Exercise data:
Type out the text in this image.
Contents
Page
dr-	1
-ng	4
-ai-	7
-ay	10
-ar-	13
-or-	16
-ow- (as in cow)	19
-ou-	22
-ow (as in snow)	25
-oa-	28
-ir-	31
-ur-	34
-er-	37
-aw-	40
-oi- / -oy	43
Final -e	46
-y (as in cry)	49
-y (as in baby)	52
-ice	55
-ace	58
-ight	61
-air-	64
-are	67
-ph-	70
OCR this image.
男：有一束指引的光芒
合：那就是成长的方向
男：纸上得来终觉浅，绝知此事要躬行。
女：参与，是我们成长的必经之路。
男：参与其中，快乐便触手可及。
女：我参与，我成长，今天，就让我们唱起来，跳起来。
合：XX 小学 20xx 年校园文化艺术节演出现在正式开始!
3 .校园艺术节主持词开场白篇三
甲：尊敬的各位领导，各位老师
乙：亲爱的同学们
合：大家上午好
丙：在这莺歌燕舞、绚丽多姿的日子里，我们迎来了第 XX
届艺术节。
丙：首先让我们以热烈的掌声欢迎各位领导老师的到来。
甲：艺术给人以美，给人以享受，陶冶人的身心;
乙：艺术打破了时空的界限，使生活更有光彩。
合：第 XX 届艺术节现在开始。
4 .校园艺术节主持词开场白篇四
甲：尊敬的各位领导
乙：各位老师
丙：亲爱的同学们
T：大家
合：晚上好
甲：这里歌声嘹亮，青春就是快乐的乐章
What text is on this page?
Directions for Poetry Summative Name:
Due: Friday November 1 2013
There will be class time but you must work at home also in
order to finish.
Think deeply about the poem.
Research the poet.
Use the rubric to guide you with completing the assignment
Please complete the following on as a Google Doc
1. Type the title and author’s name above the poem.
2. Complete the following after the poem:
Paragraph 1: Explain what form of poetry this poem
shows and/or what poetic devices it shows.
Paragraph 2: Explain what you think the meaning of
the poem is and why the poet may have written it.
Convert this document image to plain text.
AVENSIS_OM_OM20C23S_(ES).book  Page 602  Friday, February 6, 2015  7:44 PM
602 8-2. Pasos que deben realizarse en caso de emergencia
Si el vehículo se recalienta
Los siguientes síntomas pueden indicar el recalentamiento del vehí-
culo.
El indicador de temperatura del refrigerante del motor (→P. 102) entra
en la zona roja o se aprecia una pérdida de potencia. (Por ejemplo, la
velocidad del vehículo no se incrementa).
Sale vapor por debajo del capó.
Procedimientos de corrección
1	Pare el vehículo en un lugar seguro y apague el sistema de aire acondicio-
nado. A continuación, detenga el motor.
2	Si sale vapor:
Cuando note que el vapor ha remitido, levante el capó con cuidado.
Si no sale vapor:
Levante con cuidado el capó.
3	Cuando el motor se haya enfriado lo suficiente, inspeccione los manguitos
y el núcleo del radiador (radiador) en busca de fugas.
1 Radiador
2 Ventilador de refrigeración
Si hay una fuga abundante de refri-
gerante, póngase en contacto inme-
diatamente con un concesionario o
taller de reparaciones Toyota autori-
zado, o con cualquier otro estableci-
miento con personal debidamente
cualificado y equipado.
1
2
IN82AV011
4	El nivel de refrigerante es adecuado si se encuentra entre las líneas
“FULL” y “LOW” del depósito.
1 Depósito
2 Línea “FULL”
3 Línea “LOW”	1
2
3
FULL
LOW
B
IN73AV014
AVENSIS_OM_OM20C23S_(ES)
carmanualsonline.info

Task description:
Go through the records above and set each one down exactly, please.

Answer in full:
Type out the text in this image.
Contents
Page
dr-	1
-ng	4
-ai-	7
-ay	10
-ar-	13
-or-	16
-ow- (as in cow)	19
-ou-	22
-ow (as in snow)	25
-oa-	28
-ir-	31
-ur-	34
-er-	37
-aw-	40
-oi- / -oy	43
Final -e	46
-y (as in cry)	49
-y (as in baby)	52
-ice	55
-ace	58
-ight	61
-air-	64
-are	67
-ph-	70
OCR this image.
男：有一束指引的光芒
合：那就是成长的方向
男：纸上得来终觉浅，绝知此事要躬行。
女：参与，是我们成长的必经之路。
男：参与其中，快乐便触手可及。
女：我参与，我成长，今天，就让我们唱起来，跳起来。
合：XX 小学 20xx 年校园文化艺术节演出现在正式开始!
3 .校园艺术节主持词开场白篇三
甲：尊敬的各位领导，各位老师
乙：亲爱的同学们
合：大家上午好
丙：在这莺歌燕舞、绚丽多姿的日子里，我们迎来了第 XX
届艺术节。
丙：首先让我们以热烈的掌声欢迎各位领导老师的到来。
甲：艺术给人以美，给人以享受，陶冶人的身心;
乙：艺术打破了时空的界限，使生活更有光彩。
合：第 XX 届艺术节现在开始。
4 .校园艺术节主持词开场白篇四
甲：尊敬的各位领导
乙：各位老师
丙：亲爱的同学们
T：大家
合：晚上好
甲：这里歌声嘹亮，青春就是快乐的乐章
What text is on this page?
Directions for Poetry Summative Name:
Due: Friday November 1 2013
There will be class time but you must work at home also in
order to finish.
Think deeply about the poem.
Research the poet.
Use the rubric to guide you with completing the assignment
Please complete the following on as a Google Doc
1. Type the title and author’s name above the poem.
2. Complete the following after the poem:
Paragraph 1: Explain what form of poetry this poem
shows and/or what poetic devices it shows.
Paragraph 2: Explain what you think the meaning of
the poem is and why the poet may have written it.
Convert this document image to plain text.
AVENSIS_OM_OM20C23S_(ES).book  Page 602  Friday, February 6, 2015  7:44 PM
602 8-2. Pasos que deben realizarse en caso de emergencia
Si el vehículo se recalienta
Los siguientes síntomas pueden indicar el recalentamiento del vehí-
culo.
El indicador de temperatura del refrigerante del motor (→P. 102) entra
en la zona roja o se aprecia una pérdida de potencia. (Por ejemplo, la
velocidad del vehículo no se incrementa).
Sale vapor por debajo del capó.
Procedimientos de corrección
1	Pare el vehículo en un lugar seguro y apague el sistema de aire acondicio-
nado. A continuación, detenga el motor.
2	Si sale vapor:
Cuando note que el vapor ha remitido, levante el capó con cuidado.
Si no sale vapor:
Levante con cuidado el capó.
3	Cuando el motor se haya enfriado lo suficiente, inspeccione los manguitos
y el núcleo del radiador (radiador) en busca de fugas.
1 Radiador
2 Ventilador de refrigeración
Si hay una fuga abundante de refri-
gerante, póngase en contacto inme-
diatamente con un concesionario o
taller de reparaciones Toyota autori-
zado, o con cualquier otro estableci-
miento con personal debidamente
cualificado y equipado.
1
2
IN82AV011
4	El nivel de refrigerante es adecuado si se encuentra entre las líneas
“FULL” y “LOW” del depósito.
1 Depósito
2 Línea “FULL”
3 Línea “LOW”	1
2
3
FULL
LOW
B
IN73AV014
AVENSIS_OM_OM20C23S_(ES)
carmanualsonline.info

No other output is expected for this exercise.